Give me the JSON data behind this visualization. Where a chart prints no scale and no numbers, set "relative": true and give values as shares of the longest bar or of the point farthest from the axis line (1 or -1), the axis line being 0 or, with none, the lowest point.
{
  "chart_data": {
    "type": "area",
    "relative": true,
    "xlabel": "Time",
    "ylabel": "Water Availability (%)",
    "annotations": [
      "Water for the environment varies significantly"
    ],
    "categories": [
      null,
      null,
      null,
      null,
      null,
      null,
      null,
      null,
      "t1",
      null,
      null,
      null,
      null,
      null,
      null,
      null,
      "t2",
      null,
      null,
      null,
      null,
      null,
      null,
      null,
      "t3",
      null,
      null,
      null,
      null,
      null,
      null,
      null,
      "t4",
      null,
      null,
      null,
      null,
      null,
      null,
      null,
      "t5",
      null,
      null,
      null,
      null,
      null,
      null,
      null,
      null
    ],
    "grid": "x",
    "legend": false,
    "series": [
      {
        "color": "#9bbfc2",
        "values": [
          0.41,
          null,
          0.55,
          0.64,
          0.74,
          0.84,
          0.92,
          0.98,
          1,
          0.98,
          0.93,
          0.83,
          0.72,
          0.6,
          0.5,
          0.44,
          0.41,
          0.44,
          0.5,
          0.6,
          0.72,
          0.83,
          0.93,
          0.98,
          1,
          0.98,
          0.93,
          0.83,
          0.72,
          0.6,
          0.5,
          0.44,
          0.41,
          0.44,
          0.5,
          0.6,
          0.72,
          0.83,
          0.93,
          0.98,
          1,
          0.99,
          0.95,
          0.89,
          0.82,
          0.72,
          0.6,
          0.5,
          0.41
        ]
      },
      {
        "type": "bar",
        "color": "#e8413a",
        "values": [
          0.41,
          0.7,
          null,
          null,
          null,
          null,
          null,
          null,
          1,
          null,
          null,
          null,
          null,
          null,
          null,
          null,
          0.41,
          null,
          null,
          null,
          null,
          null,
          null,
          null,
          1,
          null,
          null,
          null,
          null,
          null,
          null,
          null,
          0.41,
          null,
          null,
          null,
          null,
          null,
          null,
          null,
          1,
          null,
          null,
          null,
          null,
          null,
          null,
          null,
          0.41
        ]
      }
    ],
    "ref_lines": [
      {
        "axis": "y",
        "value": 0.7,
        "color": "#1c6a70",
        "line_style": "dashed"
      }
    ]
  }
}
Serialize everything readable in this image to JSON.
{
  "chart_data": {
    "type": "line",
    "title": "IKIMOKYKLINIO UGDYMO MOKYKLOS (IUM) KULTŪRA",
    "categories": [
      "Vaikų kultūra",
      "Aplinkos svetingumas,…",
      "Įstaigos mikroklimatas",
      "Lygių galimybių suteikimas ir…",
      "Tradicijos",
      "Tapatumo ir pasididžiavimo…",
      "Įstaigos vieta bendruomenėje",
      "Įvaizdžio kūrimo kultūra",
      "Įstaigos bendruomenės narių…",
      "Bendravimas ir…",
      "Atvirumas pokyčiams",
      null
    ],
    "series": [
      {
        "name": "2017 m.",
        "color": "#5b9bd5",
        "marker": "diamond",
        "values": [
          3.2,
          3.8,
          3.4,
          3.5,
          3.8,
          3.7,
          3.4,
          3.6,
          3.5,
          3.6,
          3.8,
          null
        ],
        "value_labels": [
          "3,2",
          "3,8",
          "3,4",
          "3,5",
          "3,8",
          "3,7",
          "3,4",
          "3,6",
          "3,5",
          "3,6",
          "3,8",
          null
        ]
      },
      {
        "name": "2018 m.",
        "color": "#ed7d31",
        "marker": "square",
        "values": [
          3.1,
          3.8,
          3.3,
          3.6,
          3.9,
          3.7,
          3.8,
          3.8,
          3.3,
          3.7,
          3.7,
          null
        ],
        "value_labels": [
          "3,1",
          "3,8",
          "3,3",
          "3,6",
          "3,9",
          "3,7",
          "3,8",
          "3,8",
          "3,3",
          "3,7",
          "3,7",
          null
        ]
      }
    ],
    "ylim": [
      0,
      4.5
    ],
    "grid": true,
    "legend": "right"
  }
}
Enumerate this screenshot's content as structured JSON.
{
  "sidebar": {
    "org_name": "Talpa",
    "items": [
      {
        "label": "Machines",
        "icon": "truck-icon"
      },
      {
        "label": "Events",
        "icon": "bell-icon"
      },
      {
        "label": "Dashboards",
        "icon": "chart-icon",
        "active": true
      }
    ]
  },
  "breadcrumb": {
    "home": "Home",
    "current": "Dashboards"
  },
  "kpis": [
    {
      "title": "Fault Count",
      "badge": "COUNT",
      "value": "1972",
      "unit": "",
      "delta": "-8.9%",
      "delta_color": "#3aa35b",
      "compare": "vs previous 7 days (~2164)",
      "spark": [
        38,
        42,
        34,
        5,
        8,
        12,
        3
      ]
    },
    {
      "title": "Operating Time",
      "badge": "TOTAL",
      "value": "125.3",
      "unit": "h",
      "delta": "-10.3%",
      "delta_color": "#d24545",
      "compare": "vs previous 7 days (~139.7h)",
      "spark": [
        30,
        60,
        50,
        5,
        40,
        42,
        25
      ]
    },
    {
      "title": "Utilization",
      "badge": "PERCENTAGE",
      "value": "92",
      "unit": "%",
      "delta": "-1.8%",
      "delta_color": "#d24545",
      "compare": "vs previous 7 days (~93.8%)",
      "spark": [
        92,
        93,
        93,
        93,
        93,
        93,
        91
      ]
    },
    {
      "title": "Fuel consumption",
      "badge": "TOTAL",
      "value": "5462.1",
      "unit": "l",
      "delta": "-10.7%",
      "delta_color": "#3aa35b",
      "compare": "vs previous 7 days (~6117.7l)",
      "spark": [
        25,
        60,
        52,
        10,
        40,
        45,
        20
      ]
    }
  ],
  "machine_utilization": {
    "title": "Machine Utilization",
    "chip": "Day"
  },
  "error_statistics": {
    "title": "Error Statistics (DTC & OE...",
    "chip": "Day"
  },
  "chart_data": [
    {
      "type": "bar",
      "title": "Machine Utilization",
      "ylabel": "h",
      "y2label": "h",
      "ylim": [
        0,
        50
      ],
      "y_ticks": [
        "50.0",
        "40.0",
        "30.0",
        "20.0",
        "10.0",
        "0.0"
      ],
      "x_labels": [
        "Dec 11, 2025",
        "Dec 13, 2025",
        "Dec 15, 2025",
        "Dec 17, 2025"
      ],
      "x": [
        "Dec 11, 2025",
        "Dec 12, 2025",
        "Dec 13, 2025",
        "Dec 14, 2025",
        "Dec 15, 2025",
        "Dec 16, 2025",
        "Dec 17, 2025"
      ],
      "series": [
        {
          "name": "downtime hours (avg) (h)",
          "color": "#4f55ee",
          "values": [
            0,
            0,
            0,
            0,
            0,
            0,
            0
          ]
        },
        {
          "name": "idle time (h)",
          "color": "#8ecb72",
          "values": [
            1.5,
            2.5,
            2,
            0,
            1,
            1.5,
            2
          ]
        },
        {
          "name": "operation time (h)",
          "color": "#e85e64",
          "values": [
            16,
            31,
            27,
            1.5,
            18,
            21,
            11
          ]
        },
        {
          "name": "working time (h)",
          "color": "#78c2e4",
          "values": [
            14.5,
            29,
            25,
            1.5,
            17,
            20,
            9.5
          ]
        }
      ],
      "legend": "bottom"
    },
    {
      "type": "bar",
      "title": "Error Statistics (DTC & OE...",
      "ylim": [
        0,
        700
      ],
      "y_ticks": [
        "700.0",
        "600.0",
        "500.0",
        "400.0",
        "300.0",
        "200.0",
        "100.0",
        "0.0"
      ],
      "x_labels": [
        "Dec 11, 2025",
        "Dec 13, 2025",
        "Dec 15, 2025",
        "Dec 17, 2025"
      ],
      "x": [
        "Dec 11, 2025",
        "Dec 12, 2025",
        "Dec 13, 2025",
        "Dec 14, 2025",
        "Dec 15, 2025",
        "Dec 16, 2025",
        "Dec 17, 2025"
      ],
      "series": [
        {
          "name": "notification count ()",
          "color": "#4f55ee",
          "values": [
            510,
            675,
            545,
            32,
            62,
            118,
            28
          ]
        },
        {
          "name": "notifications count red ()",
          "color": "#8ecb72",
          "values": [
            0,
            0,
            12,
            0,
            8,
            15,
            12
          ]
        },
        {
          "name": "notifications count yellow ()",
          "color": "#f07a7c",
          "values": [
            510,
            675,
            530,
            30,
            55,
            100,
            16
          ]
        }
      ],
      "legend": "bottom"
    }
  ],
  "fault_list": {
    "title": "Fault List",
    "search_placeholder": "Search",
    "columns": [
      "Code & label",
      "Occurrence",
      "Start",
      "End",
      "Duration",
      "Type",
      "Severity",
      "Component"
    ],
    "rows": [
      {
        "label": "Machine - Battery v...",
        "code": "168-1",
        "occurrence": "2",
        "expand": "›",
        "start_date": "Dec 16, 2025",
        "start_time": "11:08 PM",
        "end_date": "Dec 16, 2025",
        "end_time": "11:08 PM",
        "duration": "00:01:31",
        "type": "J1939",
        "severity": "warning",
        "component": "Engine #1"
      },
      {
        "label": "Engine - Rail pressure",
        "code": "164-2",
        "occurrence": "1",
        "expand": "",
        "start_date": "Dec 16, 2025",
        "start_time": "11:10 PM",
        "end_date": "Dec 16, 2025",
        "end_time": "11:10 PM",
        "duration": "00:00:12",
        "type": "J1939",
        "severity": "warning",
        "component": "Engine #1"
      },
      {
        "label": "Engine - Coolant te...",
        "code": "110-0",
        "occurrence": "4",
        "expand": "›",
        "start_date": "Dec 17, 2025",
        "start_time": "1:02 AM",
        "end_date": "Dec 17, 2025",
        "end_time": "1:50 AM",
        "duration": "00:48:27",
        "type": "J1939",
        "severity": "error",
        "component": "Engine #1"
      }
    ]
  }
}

::::::::::

Short problem – Search the entries for the word "icon" and copy every line that has it.

Task answer –
        "icon": "truck-icon"
        "icon": "bell-icon"
        "icon": "chart-icon",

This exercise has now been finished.